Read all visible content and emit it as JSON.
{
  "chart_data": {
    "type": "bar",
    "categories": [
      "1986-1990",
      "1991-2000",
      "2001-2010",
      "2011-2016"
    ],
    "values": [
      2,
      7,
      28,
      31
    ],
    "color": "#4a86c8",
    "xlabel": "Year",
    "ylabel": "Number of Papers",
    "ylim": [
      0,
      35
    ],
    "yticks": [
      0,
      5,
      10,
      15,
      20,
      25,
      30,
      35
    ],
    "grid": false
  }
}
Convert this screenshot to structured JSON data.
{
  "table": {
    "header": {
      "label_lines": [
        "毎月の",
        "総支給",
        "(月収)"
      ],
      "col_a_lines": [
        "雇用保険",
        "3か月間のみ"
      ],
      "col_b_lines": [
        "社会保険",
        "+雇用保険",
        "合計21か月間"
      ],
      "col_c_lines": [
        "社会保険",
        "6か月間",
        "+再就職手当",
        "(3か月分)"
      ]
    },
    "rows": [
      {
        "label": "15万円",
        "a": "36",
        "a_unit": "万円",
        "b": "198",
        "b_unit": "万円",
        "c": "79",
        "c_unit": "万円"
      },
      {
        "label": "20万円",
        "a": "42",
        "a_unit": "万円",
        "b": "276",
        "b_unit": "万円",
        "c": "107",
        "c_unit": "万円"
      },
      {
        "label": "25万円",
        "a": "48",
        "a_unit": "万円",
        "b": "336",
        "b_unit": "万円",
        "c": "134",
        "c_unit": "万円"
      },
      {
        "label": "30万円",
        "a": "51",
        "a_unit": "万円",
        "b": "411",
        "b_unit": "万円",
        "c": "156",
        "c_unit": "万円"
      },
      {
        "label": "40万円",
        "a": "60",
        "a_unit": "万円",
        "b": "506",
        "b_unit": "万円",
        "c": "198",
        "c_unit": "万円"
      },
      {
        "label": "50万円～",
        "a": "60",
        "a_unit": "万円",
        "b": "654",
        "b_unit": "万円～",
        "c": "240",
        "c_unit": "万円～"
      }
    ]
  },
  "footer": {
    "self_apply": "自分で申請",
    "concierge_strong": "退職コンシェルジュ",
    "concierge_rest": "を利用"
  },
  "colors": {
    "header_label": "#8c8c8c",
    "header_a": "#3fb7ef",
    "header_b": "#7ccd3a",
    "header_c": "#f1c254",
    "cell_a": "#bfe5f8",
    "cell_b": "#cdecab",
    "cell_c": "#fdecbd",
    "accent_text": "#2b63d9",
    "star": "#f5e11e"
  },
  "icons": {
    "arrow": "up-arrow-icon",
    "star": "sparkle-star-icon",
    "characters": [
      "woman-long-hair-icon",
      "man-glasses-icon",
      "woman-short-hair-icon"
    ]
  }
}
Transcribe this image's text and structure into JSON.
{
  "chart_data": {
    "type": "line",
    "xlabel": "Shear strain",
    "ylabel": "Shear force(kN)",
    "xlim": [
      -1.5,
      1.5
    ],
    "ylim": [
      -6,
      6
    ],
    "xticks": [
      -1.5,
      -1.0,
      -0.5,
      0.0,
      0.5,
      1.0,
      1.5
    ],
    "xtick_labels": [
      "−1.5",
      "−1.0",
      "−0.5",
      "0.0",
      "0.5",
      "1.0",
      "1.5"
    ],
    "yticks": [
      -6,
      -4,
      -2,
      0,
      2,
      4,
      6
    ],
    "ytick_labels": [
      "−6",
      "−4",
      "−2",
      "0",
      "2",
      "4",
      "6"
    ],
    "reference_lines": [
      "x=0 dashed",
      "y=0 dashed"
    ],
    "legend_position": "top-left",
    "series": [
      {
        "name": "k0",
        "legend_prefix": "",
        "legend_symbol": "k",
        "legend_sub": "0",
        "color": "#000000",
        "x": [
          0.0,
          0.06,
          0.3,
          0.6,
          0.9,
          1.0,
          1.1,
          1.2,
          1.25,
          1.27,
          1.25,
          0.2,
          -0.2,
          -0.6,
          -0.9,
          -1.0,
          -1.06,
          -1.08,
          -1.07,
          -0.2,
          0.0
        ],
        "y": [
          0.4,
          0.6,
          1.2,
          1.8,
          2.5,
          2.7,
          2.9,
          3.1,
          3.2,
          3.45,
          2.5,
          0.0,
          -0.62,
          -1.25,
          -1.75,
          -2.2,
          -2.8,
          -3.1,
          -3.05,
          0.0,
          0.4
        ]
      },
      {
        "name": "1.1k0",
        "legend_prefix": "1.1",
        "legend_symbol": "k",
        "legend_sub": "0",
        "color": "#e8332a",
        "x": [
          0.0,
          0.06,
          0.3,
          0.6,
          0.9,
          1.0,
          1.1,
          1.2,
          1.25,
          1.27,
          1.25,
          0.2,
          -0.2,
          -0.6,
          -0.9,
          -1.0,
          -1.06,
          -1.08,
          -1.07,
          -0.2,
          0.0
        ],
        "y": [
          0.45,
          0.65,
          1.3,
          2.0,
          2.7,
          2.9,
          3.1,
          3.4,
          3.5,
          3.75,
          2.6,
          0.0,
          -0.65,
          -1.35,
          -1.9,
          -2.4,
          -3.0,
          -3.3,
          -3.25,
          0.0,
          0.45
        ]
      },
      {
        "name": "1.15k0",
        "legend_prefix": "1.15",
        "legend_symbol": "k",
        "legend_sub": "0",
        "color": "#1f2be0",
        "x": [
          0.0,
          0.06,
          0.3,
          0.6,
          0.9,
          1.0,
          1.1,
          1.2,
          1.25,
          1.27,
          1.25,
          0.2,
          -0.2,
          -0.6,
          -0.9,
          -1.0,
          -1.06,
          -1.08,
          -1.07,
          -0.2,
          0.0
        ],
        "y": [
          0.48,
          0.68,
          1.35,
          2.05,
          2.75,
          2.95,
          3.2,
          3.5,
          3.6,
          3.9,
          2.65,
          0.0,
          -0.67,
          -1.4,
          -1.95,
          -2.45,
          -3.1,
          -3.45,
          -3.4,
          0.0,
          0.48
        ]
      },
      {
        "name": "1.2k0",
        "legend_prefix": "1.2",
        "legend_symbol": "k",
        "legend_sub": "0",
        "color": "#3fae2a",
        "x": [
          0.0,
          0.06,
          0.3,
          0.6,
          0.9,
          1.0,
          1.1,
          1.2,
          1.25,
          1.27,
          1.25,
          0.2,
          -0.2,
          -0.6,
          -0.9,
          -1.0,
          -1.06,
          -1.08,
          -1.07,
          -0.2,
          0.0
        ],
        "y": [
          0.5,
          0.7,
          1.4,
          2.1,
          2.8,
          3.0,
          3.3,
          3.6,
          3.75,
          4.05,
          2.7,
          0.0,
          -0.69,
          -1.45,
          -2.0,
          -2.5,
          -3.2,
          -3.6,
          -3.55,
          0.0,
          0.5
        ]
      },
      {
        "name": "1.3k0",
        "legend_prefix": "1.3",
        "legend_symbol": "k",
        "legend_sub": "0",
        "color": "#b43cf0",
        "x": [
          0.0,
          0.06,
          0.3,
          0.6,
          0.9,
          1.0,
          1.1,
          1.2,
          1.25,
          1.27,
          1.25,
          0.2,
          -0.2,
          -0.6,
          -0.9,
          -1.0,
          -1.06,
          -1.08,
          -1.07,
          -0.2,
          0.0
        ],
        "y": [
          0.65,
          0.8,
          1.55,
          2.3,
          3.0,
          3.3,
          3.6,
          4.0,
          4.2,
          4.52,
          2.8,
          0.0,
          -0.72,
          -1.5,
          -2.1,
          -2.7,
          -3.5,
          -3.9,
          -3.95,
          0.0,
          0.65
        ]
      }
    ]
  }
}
.....
## Task description
Retype the material in full. Each word must match.

## Written solution
Read all visible content and emit it as JSON.
{
  "chart_data": {
    "type": "bar",
    "categories": [
      "1986-1990",
      "1991-2000",
      "2001-2010",
      "2011-2016"
    ],
    "values": [
      2,
      7,
      28,
      31
    ],
    "color": "#4a86c8",
    "xlabel": "Year",
    "ylabel": "Number of Papers",
    "ylim": [
      0,
      35
    ],
    "yticks": [
      0,
      5,
      10,
      15,
      20,
      25,
      30,
      35
    ],
    "grid": false
  }
}
Convert this screenshot to structured JSON data.
{
  "table": {
    "header": {
      "label_lines": [
        "毎月の",
        "総支給",
        "(月収)"
      ],
      "col_a_lines": [
        "雇用保険",
        "3か月間のみ"
      ],
      "col_b_lines": [
        "社会保険",
        "+雇用保険",
        "合計21か月間"
      ],
      "col_c_lines": [
        "社会保険",
        "6か月間",
        "+再就職手当",
        "(3か月分)"
      ]
    },
    "rows": [
      {
        "label": "15万円",
        "a": "36",
        "a_unit": "万円",
        "b": "198",
        "b_unit": "万円",
        "c": "79",
        "c_unit": "万円"
      },
      {
        "label": "20万円",
        "a": "42",
        "a_unit": "万円",
        "b": "276",
        "b_unit": "万円",
        "c": "107",
        "c_unit": "万円"
      },
      {
        "label": "25万円",
        "a": "48",
        "a_unit": "万円",
        "b": "336",
        "b_unit": "万円",
        "c": "134",
        "c_unit": "万円"
      },
      {
        "label": "30万円",
        "a": "51",
        "a_unit": "万円",
        "b": "411",
        "b_unit": "万円",
        "c": "156",
        "c_unit": "万円"
      },
      {
        "label": "40万円",
        "a": "60",
        "a_unit": "万円",
        "b": "506",
        "b_unit": "万円",
        "c": "198",
        "c_unit": "万円"
      },
      {
        "label": "50万円～",
        "a": "60",
        "a_unit": "万円",
        "b": "654",
        "b_unit": "万円～",
        "c": "240",
        "c_unit": "万円～"
      }
    ]
  },
  "footer": {
    "self_apply": "自分で申請",
    "concierge_strong": "退職コンシェルジュ",
    "concierge_rest": "を利用"
  },
  "colors": {
    "header_label": "#8c8c8c",
    "header_a": "#3fb7ef",
    "header_b": "#7ccd3a",
    "header_c": "#f1c254",
    "cell_a": "#bfe5f8",
    "cell_b": "#cdecab",
    "cell_c": "#fdecbd",
    "accent_text": "#2b63d9",
    "star": "#f5e11e"
  },
  "icons": {
    "arrow": "up-arrow-icon",
    "star": "sparkle-star-icon",
    "characters": [
      "woman-long-hair-icon",
      "man-glasses-icon",
      "woman-short-hair-icon"
    ]
  }
}
Transcribe this image's text and structure into JSON.
{
  "chart_data": {
    "type": "line",
    "xlabel": "Shear strain",
    "ylabel": "Shear force(kN)",
    "xlim": [
      -1.5,
      1.5
    ],
    "ylim": [
      -6,
      6
    ],
    "xticks": [
      -1.5,
      -1.0,
      -0.5,
      0.0,
      0.5,
      1.0,
      1.5
    ],
    "xtick_labels": [
      "−1.5",
      "−1.0",
      "−0.5",
      "0.0",
      "0.5",
      "1.0",
      "1.5"
    ],
    "yticks": [
      -6,
      -4,
      -2,
      0,
      2,
      4,
      6
    ],
    "ytick_labels": [
      "−6",
      "−4",
      "−2",
      "0",
      "2",
      "4",
      "6"
    ],
    "reference_lines": [
      "x=0 dashed",
      "y=0 dashed"
    ],
    "legend_position": "top-left",
    "series": [
      {
        "name": "k0",
        "legend_prefix": "",
        "legend_symbol": "k",
        "legend_sub": "0",
        "color": "#000000",
        "x": [
          0.0,
          0.06,
          0.3,
          0.6,
          0.9,
          1.0,
          1.1,
          1.2,
          1.25,
          1.27,
          1.25,
          0.2,
          -0.2,
          -0.6,
          -0.9,
          -1.0,
          -1.06,
          -1.08,
          -1.07,
          -0.2,
          0.0
        ],
        "y": [
          0.4,
          0.6,
          1.2,
          1.8,
          2.5,
          2.7,
          2.9,
          3.1,
          3.2,
          3.45,
          2.5,
          0.0,
          -0.62,
          -1.25,
          -1.75,
          -2.2,
          -2.8,
          -3.1,
          -3.05,
          0.0,
          0.4
        ]
      },
      {
        "name": "1.1k0",
        "legend_prefix": "1.1",
        "legend_symbol": "k",
        "legend_sub": "0",
        "color": "#e8332a",
        "x": [
          0.0,
          0.06,
          0.3,
          0.6,
          0.9,
          1.0,
          1.1,
          1.2,
          1.25,
          1.27,
          1.25,
          0.2,
          -0.2,
          -0.6,
          -0.9,
          -1.0,
          -1.06,
          -1.08,
          -1.07,
          -0.2,
          0.0
        ],
        "y": [
          0.45,
          0.65,
          1.3,
          2.0,
          2.7,
          2.9,
          3.1,
          3.4,
          3.5,
          3.75,
          2.6,
          0.0,
          -0.65,
          -1.35,
          -1.9,
          -2.4,
          -3.0,
          -3.3,
          -3.25,
          0.0,
          0.45
        ]
      },
      {
        "name": "1.15k0",
        "legend_prefix": "1.15",
        "legend_symbol": "k",
        "legend_sub": "0",
        "color": "#1f2be0",
        "x": [
          0.0,
          0.06,
          0.3,
          0.6,
          0.9,
          1.0,
          1.1,
          1.2,
          1.25,
          1.27,
          1.25,
          0.2,
          -0.2,
          -0.6,
          -0.9,
          -1.0,
          -1.06,
          -1.08,
          -1.07,
          -0.2,
          0.0
        ],
        "y": [
          0.48,
          0.68,
          1.35,
          2.05,
          2.75,
          2.95,
          3.2,
          3.5,
          3.6,
          3.9,
          2.65,
          0.0,
          -0.67,
          -1.4,
          -1.95,
          -2.45,
          -3.1,
          -3.45,
          -3.4,
          0.0,
          0.48
        ]
      },
      {
        "name": "1.2k0",
        "legend_prefix": "1.2",
        "legend_symbol": "k",
        "legend_sub": "0",
        "color": "#3fae2a",
        "x": [
          0.0,
          0.06,
          0.3,
          0.6,
          0.9,
          1.0,
          1.1,
          1.2,
          1.25,
          1.27,
          1.25,
          0.2,
          -0.2,
          -0.6,
          -0.9,
          -1.0,
          -1.06,
          -1.08,
          -1.07,
          -0.2,
          0.0
        ],
        "y": [
          0.5,
          0.7,
          1.4,
          2.1,
          2.8,
          3.0,
          3.3,
          3.6,
          3.75,
          4.05,
          2.7,
          0.0,
          -0.69,
          -1.45,
          -2.0,
          -2.5,
          -3.2,
          -3.6,
          -3.55,
          0.0,
          0.5
        ]
      },
      {
        "name": "1.3k0",
        "legend_prefix": "1.3",
        "legend_symbol": "k",
        "legend_sub": "0",
        "color": "#b43cf0",
        "x": [
          0.0,
          0.06,
          0.3,
          0.6,
          0.9,
          1.0,
          1.1,
          1.2,
          1.25,
          1.27,
          1.25,
          0.2,
          -0.2,
          -0.6,
          -0.9,
          -1.0,
          -1.06,
          -1.08,
          -1.07,
          -0.2,
          0.0
        ],
        "y": [
          0.65,
          0.8,
          1.55,
          2.3,
          3.0,
          3.3,
          3.6,
          4.0,
          4.2,
          4.52,
          2.8,
          0.0,
          -0.72,
          -1.5,
          -2.1,
          -2.7,
          -3.5,
          -3.9,
          -3.95,
          0.0,
          0.65
        ]
      }
    ]
  }
}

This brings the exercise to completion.